◆ **Task to complete**:
For the material that follows, list every line containing the word "title".

◆ **Record set**:
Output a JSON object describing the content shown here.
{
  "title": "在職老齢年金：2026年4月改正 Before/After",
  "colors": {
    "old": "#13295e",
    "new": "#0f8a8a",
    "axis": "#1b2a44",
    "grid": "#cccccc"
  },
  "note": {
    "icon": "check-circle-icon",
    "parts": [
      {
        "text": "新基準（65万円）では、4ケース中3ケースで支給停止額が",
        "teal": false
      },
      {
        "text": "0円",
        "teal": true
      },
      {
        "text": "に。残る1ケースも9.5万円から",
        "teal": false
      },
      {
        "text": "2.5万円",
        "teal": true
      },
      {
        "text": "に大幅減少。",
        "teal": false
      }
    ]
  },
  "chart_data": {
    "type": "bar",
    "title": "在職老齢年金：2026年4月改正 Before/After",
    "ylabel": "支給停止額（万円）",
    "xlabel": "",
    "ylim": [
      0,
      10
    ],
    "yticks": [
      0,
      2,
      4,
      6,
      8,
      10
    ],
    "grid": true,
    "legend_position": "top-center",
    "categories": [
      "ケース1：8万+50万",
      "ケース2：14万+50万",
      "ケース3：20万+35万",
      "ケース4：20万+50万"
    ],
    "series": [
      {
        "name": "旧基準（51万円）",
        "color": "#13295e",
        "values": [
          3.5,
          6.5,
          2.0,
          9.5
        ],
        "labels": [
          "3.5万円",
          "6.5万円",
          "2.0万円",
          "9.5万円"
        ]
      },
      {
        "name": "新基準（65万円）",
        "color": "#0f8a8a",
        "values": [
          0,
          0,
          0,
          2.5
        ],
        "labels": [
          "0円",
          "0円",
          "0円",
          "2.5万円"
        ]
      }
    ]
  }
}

◆ **Exercise solution**:
  "title": "在職老齢年金：2026年4月改正 Before/After",
    "title": "在職老齢年金：2026年4月改正 Before/After",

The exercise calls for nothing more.